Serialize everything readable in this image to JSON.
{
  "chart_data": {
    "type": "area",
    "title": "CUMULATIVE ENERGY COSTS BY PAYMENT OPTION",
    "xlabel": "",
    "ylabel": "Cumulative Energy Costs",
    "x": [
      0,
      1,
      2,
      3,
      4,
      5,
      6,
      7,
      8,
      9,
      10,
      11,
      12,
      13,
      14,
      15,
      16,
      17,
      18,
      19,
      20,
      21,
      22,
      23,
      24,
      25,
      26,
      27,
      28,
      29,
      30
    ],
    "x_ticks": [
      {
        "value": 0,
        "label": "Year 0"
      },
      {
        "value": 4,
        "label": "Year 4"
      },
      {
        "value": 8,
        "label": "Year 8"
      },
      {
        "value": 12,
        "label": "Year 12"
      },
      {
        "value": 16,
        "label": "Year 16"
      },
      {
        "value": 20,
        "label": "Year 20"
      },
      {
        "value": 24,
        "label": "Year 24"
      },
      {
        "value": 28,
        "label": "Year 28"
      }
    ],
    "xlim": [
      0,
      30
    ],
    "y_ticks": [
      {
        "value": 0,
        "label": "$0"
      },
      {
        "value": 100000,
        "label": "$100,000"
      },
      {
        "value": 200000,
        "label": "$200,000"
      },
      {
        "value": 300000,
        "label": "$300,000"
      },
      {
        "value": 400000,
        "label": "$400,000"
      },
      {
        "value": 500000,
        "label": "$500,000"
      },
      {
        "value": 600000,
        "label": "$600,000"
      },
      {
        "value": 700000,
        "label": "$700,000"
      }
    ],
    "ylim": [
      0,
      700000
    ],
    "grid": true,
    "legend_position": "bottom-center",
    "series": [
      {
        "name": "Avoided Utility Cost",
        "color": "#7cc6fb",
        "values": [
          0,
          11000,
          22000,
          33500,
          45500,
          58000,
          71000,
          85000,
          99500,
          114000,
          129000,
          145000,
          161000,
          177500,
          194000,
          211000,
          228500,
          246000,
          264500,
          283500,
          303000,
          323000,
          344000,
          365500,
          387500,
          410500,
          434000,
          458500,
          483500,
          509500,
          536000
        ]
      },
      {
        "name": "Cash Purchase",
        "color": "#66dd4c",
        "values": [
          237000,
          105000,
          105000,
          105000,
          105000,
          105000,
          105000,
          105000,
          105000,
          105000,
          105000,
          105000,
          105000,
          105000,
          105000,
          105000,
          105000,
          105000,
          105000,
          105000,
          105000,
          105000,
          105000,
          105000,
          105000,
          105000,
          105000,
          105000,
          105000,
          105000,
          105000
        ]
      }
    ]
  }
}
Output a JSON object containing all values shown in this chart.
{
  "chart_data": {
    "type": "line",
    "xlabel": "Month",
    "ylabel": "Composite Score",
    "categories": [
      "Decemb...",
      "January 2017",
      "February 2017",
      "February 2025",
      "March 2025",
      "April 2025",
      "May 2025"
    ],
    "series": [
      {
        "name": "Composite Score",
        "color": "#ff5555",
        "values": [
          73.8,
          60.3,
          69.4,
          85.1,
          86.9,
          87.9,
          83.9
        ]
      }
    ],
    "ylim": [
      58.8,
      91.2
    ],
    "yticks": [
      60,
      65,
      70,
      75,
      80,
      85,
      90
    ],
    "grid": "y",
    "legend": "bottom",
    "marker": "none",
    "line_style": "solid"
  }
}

[DIRECTIONS] Above are some records; repeat all of them exactly.

[RESPONSE FOR THIS EXERCISE]
Serialize everything readable in this image to JSON.
{
  "chart_data": {
    "type": "area",
    "title": "CUMULATIVE ENERGY COSTS BY PAYMENT OPTION",
    "xlabel": "",
    "ylabel": "Cumulative Energy Costs",
    "x": [
      0,
      1,
      2,
      3,
      4,
      5,
      6,
      7,
      8,
      9,
      10,
      11,
      12,
      13,
      14,
      15,
      16,
      17,
      18,
      19,
      20,
      21,
      22,
      23,
      24,
      25,
      26,
      27,
      28,
      29,
      30
    ],
    "x_ticks": [
      {
        "value": 0,
        "label": "Year 0"
      },
      {
        "value": 4,
        "label": "Year 4"
      },
      {
        "value": 8,
        "label": "Year 8"
      },
      {
        "value": 12,
        "label": "Year 12"
      },
      {
        "value": 16,
        "label": "Year 16"
      },
      {
        "value": 20,
        "label": "Year 20"
      },
      {
        "value": 24,
        "label": "Year 24"
      },
      {
        "value": 28,
        "label": "Year 28"
      }
    ],
    "xlim": [
      0,
      30
    ],
    "y_ticks": [
      {
        "value": 0,
        "label": "$0"
      },
      {
        "value": 100000,
        "label": "$100,000"
      },
      {
        "value": 200000,
        "label": "$200,000"
      },
      {
        "value": 300000,
        "label": "$300,000"
      },
      {
        "value": 400000,
        "label": "$400,000"
      },
      {
        "value": 500000,
        "label": "$500,000"
      },
      {
        "value": 600000,
        "label": "$600,000"
      },
      {
        "value": 700000,
        "label": "$700,000"
      }
    ],
    "ylim": [
      0,
      700000
    ],
    "grid": true,
    "legend_position": "bottom-center",
    "series": [
      {
        "name": "Avoided Utility Cost",
        "color": "#7cc6fb",
        "values": [
          0,
          11000,
          22000,
          33500,
          45500,
          58000,
          71000,
          85000,
          99500,
          114000,
          129000,
          145000,
          161000,
          177500,
          194000,
          211000,
          228500,
          246000,
          264500,
          283500,
          303000,
          323000,
          344000,
          365500,
          387500,
          410500,
          434000,
          458500,
          483500,
          509500,
          536000
        ]
      },
      {
        "name": "Cash Purchase",
        "color": "#66dd4c",
        "values": [
          237000,
          105000,
          105000,
          105000,
          105000,
          105000,
          105000,
          105000,
          105000,
          105000,
          105000,
          105000,
          105000,
          105000,
          105000,
          105000,
          105000,
          105000,
          105000,
          105000,
          105000,
          105000,
          105000,
          105000,
          105000,
          105000,
          105000,
          105000,
          105000,
          105000,
          105000
        ]
      }
    ]
  }
}
Output a JSON object containing all values shown in this chart.
{
  "chart_data": {
    "type": "line",
    "xlabel": "Month",
    "ylabel": "Composite Score",
    "categories": [
      "Decemb...",
      "January 2017",
      "February 2017",
      "February 2025",
      "March 2025",
      "April 2025",
      "May 2025"
    ],
    "series": [
      {
        "name": "Composite Score",
        "color": "#ff5555",
        "values": [
          73.8,
          60.3,
          69.4,
          85.1,
          86.9,
          87.9,
          83.9
        ]
      }
    ],
    "ylim": [
      58.8,
      91.2
    ],
    "yticks": [
      60,
      65,
      70,
      75,
      80,
      85,
      90
    ],
    "grid": "y",
    "legend": "bottom",
    "marker": "none",
    "line_style": "solid"
  }
}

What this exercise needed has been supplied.